▸ WRITTEN INSTRUCTION:
Return all lines where the word "https" can be found.

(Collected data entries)

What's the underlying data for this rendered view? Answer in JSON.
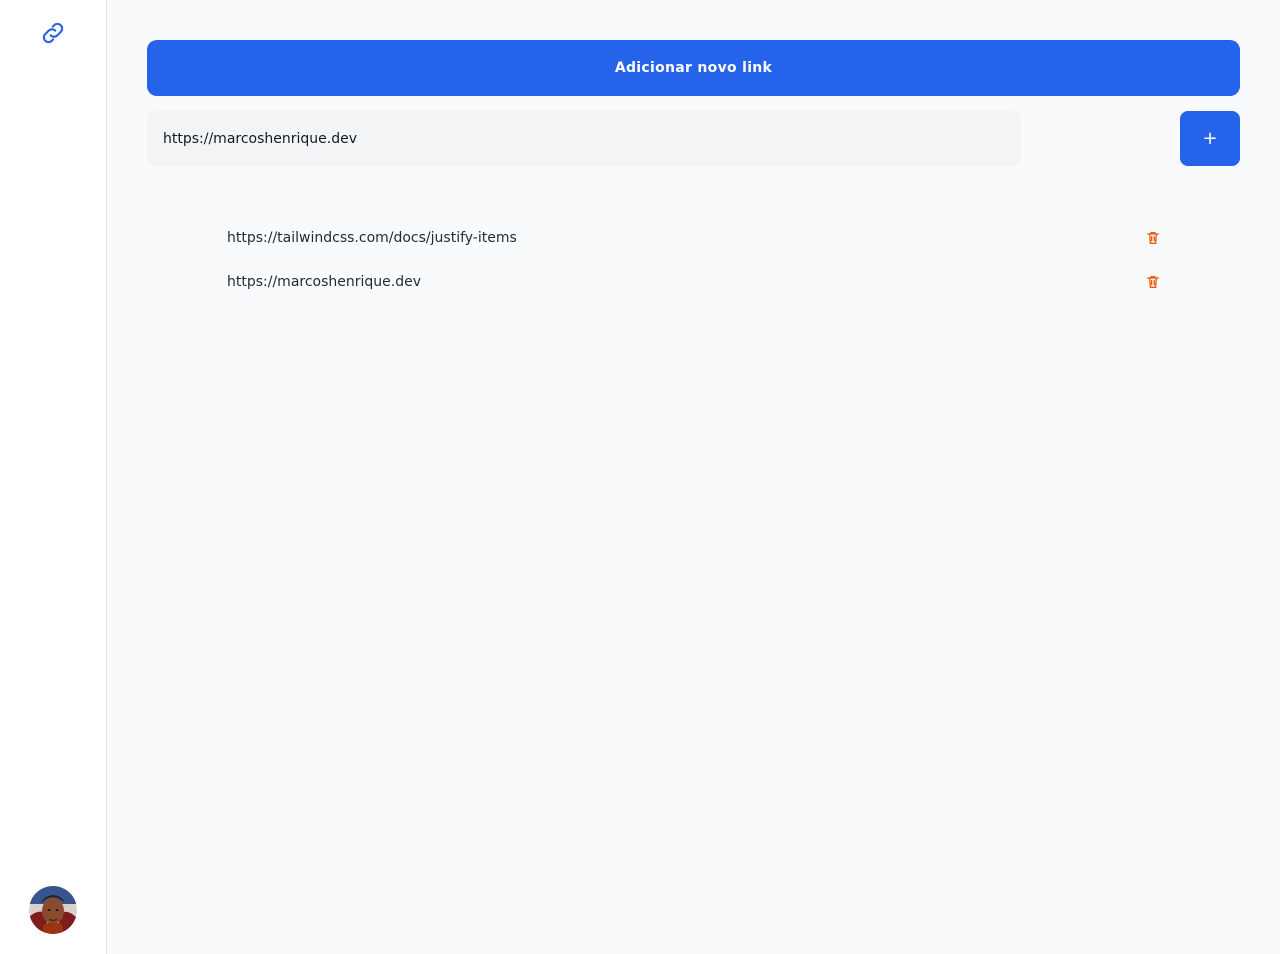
{
  "sidebar": {
    "logo_icon": "link-icon",
    "avatar_icon": "user-avatar"
  },
  "main": {
    "add_link_label": "Adicionar novo link",
    "url_input_value": "https://marcoshenrique.dev",
    "add_button_label": "+",
    "links": [
      {
        "url": "https://tailwindcss.com/docs/justify-items",
        "delete_icon": "trash-icon"
      },
      {
        "url": "https://marcoshenrique.dev",
        "delete_icon": "trash-icon"
      }
    ]
  },
  "colors": {
    "accent": "#2563eb",
    "delete": "#ea580c",
    "background": "#f8fafc",
    "sidebar": "#ffffff",
    "input": "#f3f4f6"
  }
}
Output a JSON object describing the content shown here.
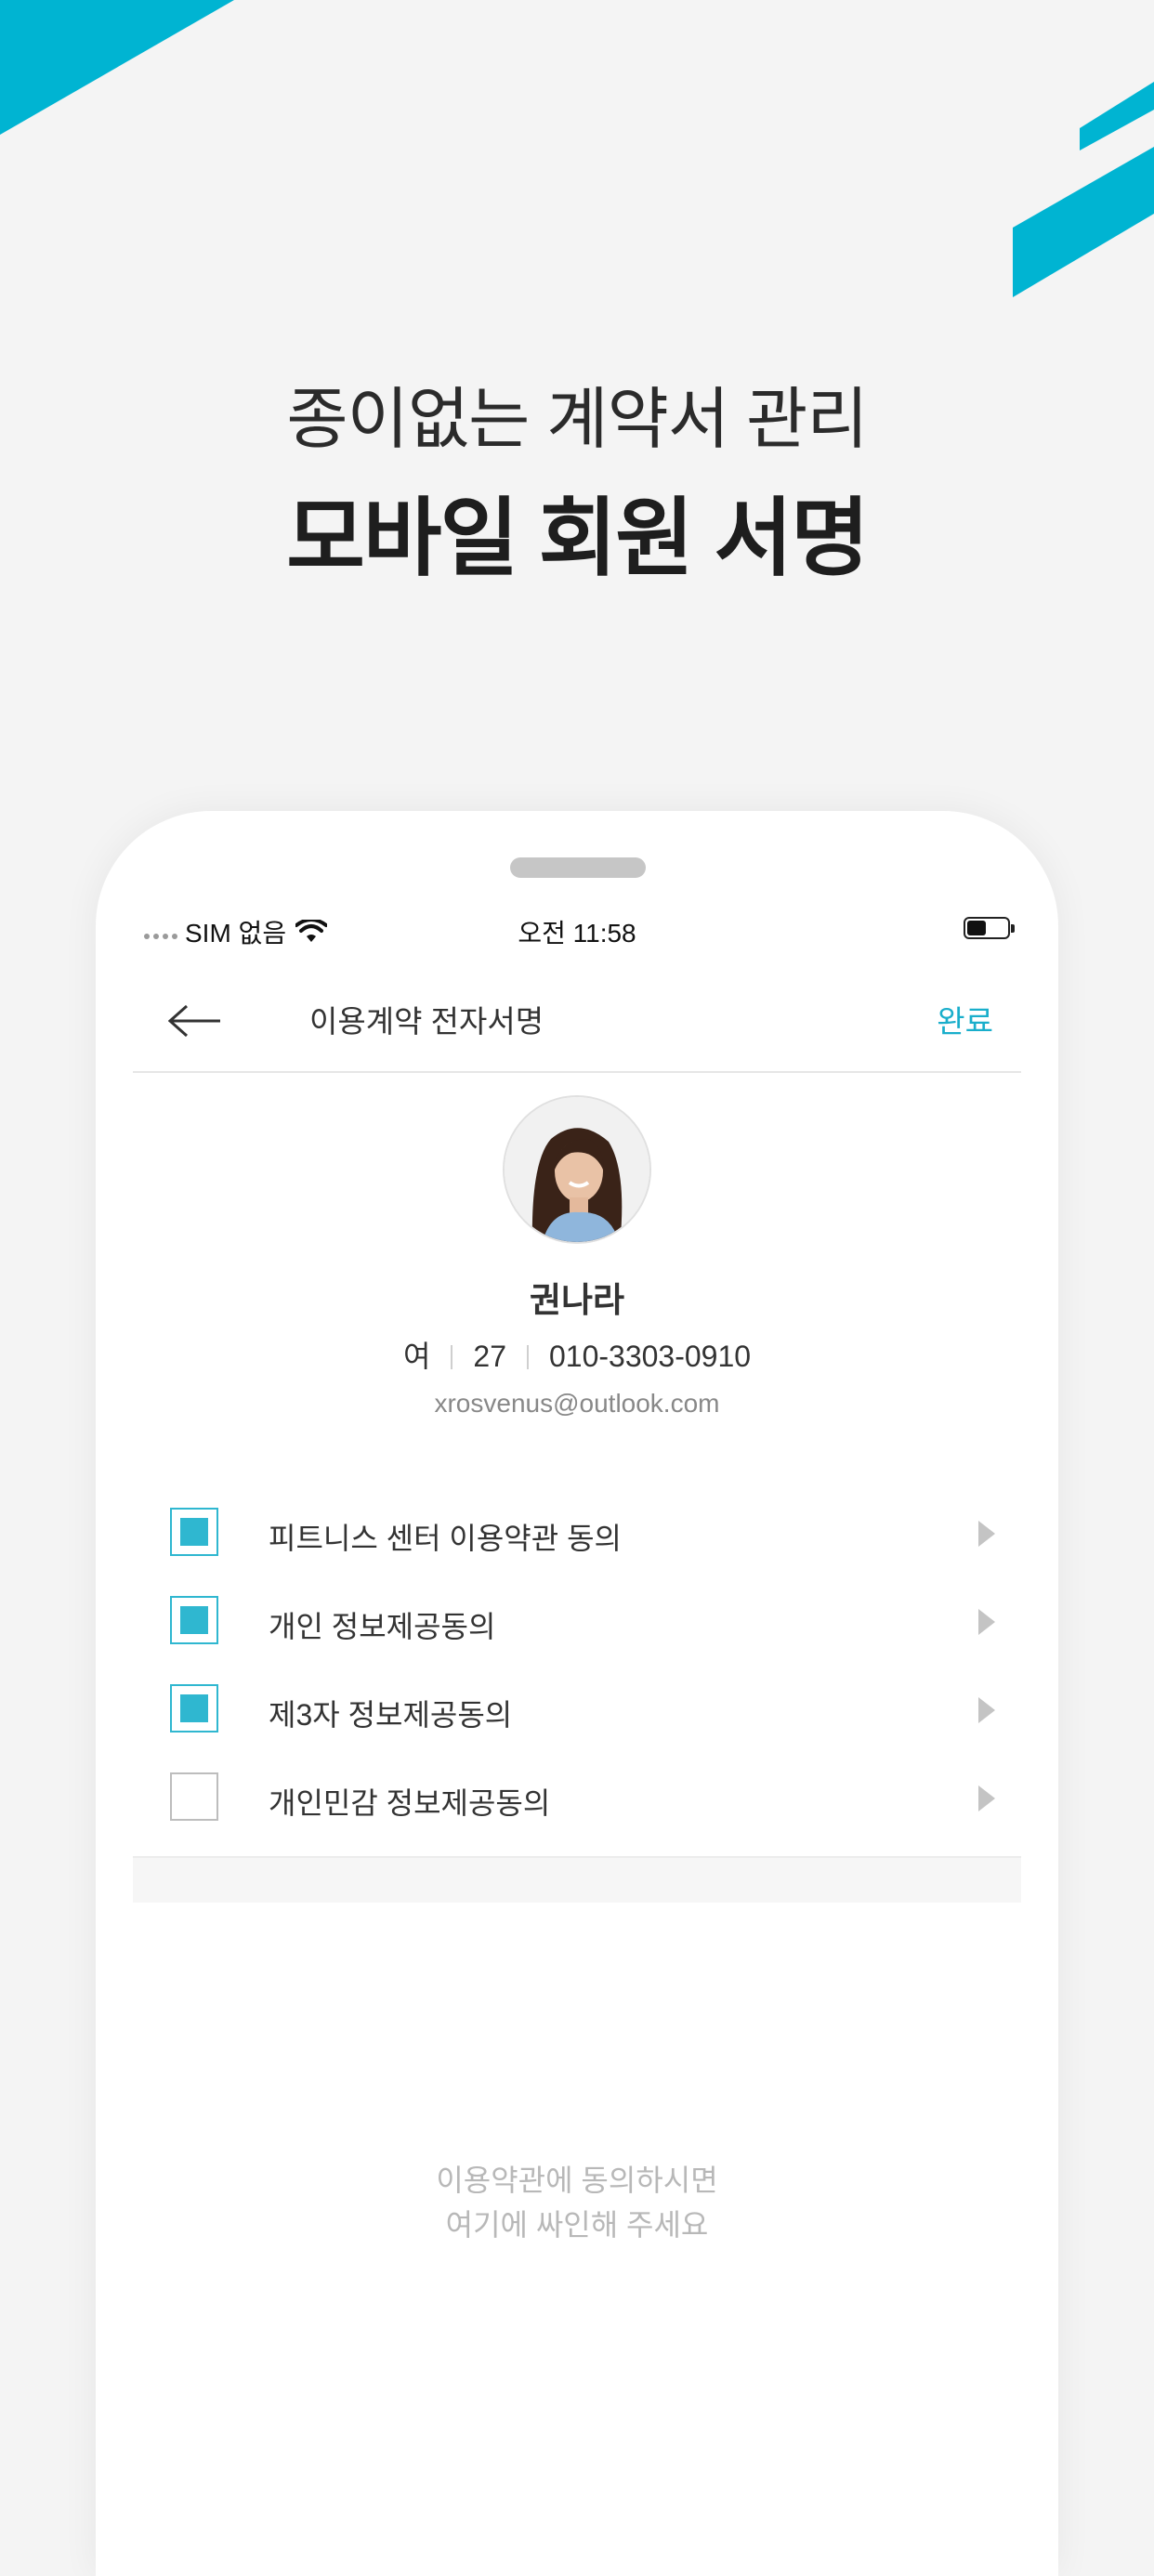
{
  "colors": {
    "accent": "#19aecb",
    "checkbox": "#2fb7d0",
    "background": "#f4f4f4"
  },
  "headline": {
    "subtitle": "종이없는 계약서 관리",
    "title": "모바일 회원 서명"
  },
  "status_bar": {
    "carrier": "SIM 없음",
    "time": "오전 11:58",
    "battery_level": 0.45
  },
  "nav": {
    "back_icon": "back-arrow-icon",
    "title": "이용계약 전자서명",
    "done_label": "완료"
  },
  "member": {
    "name": "권나라",
    "gender": "여",
    "age": "27",
    "phone": "010-3303-0910",
    "email": "xrosvenus@outlook.com"
  },
  "agreements": [
    {
      "label": "피트니스 센터 이용약관 동의",
      "checked": true
    },
    {
      "label": "개인 정보제공동의",
      "checked": true
    },
    {
      "label": "제3자 정보제공동의",
      "checked": true
    },
    {
      "label": "개인민감 정보제공동의",
      "checked": false
    }
  ],
  "signature": {
    "hint_line1": "이용약관에 동의하시면",
    "hint_line2": "여기에 싸인해 주세요"
  }
}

▸ EXERCISE RESULT:
    "url_input_value": "https://marcoshenrique.dev",
        "url": "https://tailwindcss.com/docs/justify-items",
        "url": "https://marcoshenrique.dev",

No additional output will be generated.